What needs to be done: When you write out the records, keep every line exactly as it is.
- - - - -
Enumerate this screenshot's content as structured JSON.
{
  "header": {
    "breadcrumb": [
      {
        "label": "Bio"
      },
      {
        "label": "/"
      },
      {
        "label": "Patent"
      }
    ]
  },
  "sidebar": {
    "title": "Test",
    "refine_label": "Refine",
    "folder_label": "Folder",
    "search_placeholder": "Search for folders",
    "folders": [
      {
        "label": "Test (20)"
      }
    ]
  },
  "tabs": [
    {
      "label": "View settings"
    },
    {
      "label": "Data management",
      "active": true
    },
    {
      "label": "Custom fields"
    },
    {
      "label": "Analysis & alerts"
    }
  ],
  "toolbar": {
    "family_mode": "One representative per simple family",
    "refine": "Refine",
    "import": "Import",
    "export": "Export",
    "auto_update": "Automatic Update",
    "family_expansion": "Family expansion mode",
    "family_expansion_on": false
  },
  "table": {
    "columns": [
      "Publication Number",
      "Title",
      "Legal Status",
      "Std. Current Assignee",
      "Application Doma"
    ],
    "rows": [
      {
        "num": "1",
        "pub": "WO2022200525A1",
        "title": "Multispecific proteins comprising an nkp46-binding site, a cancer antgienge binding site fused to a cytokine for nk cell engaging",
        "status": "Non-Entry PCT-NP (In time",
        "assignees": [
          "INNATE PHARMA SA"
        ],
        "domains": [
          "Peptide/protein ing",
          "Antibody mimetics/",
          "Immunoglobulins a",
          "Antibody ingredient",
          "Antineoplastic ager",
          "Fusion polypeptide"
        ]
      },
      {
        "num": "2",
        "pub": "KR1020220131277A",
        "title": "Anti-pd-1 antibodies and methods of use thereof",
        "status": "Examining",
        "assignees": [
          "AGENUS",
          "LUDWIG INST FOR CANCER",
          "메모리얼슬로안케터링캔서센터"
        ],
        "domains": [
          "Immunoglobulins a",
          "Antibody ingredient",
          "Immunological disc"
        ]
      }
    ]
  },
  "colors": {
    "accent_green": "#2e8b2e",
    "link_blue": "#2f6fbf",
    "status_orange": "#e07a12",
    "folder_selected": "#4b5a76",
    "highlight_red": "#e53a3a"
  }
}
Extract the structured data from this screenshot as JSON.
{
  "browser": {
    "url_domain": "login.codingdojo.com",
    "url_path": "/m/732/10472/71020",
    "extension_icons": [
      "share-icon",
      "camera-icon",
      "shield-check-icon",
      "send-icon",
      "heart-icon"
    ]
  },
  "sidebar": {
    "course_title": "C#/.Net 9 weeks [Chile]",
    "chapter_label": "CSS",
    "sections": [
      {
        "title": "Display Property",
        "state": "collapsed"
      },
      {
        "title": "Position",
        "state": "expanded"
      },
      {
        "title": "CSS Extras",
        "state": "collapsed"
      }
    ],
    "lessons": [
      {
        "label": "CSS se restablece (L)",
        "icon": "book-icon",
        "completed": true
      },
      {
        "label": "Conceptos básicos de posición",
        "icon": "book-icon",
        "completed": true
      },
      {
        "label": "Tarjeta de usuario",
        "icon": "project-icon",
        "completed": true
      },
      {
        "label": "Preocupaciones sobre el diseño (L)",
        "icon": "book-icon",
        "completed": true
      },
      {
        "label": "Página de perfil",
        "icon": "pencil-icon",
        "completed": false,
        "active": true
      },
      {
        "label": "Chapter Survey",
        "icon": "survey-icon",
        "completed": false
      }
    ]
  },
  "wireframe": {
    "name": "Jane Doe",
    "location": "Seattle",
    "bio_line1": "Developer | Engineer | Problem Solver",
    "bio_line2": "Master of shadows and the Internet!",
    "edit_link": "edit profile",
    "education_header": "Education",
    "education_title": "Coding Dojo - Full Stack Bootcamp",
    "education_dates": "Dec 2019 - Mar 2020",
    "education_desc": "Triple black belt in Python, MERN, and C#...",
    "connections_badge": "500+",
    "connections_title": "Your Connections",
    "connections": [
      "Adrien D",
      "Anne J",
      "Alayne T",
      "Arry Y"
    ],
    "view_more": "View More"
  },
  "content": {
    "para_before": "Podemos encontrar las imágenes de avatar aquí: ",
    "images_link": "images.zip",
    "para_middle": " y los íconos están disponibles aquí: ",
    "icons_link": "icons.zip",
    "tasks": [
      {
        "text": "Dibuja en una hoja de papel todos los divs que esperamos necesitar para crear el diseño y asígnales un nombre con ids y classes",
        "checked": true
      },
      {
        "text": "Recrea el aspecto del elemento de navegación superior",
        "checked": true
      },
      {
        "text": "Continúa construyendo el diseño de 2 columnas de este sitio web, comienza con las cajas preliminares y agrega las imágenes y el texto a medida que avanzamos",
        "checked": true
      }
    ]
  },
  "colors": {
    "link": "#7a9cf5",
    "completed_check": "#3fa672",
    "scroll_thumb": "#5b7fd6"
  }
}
- - - - -
Result below:
Enumerate this screenshot's content as structured JSON.
{
  "header": {
    "breadcrumb": [
      {
        "label": "Bio"
      },
      {
        "label": "/"
      },
      {
        "label": "Patent"
      }
    ]
  },
  "sidebar": {
    "title": "Test",
    "refine_label": "Refine",
    "folder_label": "Folder",
    "search_placeholder": "Search for folders",
    "folders": [
      {
        "label": "Test (20)"
      }
    ]
  },
  "tabs": [
    {
      "label": "View settings"
    },
    {
      "label": "Data management",
      "active": true
    },
    {
      "label": "Custom fields"
    },
    {
      "label": "Analysis & alerts"
    }
  ],
  "toolbar": {
    "family_mode": "One representative per simple family",
    "refine": "Refine",
    "import": "Import",
    "export": "Export",
    "auto_update": "Automatic Update",
    "family_expansion": "Family expansion mode",
    "family_expansion_on": false
  },
  "table": {
    "columns": [
      "Publication Number",
      "Title",
      "Legal Status",
      "Std. Current Assignee",
      "Application Doma"
    ],
    "rows": [
      {
        "num": "1",
        "pub": "WO2022200525A1",
        "title": "Multispecific proteins comprising an nkp46-binding site, a cancer antgienge binding site fused to a cytokine for nk cell engaging",
        "status": "Non-Entry PCT-NP (In time",
        "assignees": [
          "INNATE PHARMA SA"
        ],
        "domains": [
          "Peptide/protein ing",
          "Antibody mimetics/",
          "Immunoglobulins a",
          "Antibody ingredient",
          "Antineoplastic ager",
          "Fusion polypeptide"
        ]
      },
      {
        "num": "2",
        "pub": "KR1020220131277A",
        "title": "Anti-pd-1 antibodies and methods of use thereof",
        "status": "Examining",
        "assignees": [
          "AGENUS",
          "LUDWIG INST FOR CANCER",
          "메모리얼슬로안케터링캔서센터"
        ],
        "domains": [
          "Immunoglobulins a",
          "Antibody ingredient",
          "Immunological disc"
        ]
      }
    ]
  },
  "colors": {
    "accent_green": "#2e8b2e",
    "link_blue": "#2f6fbf",
    "status_orange": "#e07a12",
    "folder_selected": "#4b5a76",
    "highlight_red": "#e53a3a"
  }
}
Extract the structured data from this screenshot as JSON.
{
  "browser": {
    "url_domain": "login.codingdojo.com",
    "url_path": "/m/732/10472/71020",
    "extension_icons": [
      "share-icon",
      "camera-icon",
      "shield-check-icon",
      "send-icon",
      "heart-icon"
    ]
  },
  "sidebar": {
    "course_title": "C#/.Net 9 weeks [Chile]",
    "chapter_label": "CSS",
    "sections": [
      {
        "title": "Display Property",
        "state": "collapsed"
      },
      {
        "title": "Position",
        "state": "expanded"
      },
      {
        "title": "CSS Extras",
        "state": "collapsed"
      }
    ],
    "lessons": [
      {
        "label": "CSS se restablece (L)",
        "icon": "book-icon",
        "completed": true
      },
      {
        "label": "Conceptos básicos de posición",
        "icon": "book-icon",
        "completed": true
      },
      {
        "label": "Tarjeta de usuario",
        "icon": "project-icon",
        "completed": true
      },
      {
        "label": "Preocupaciones sobre el diseño (L)",
        "icon": "book-icon",
        "completed": true
      },
      {
        "label": "Página de perfil",
        "icon": "pencil-icon",
        "completed": false,
        "active": true
      },
      {
        "label": "Chapter Survey",
        "icon": "survey-icon",
        "completed": false
      }
    ]
  },
  "wireframe": {
    "name": "Jane Doe",
    "location": "Seattle",
    "bio_line1": "Developer | Engineer | Problem Solver",
    "bio_line2": "Master of shadows and the Internet!",
    "edit_link": "edit profile",
    "education_header": "Education",
    "education_title": "Coding Dojo - Full Stack Bootcamp",
    "education_dates": "Dec 2019 - Mar 2020",
    "education_desc": "Triple black belt in Python, MERN, and C#...",
    "connections_badge": "500+",
    "connections_title": "Your Connections",
    "connections": [
      "Adrien D",
      "Anne J",
      "Alayne T",
      "Arry Y"
    ],
    "view_more": "View More"
  },
  "content": {
    "para_before": "Podemos encontrar las imágenes de avatar aquí: ",
    "images_link": "images.zip",
    "para_middle": " y los íconos están disponibles aquí: ",
    "icons_link": "icons.zip",
    "tasks": [
      {
        "text": "Dibuja en una hoja de papel todos los divs que esperamos necesitar para crear el diseño y asígnales un nombre con ids y classes",
        "checked": true
      },
      {
        "text": "Recrea el aspecto del elemento de navegación superior",
        "checked": true
      },
      {
        "text": "Continúa construyendo el diseño de 2 columnas de este sitio web, comienza con las cajas preliminares y agrega las imágenes y el texto a medida que avanzamos",
        "checked": true
      }
    ]
  },
  "colors": {
    "link": "#7a9cf5",
    "completed_check": "#3fa672",
    "scroll_thumb": "#5b7fd6"
  }
}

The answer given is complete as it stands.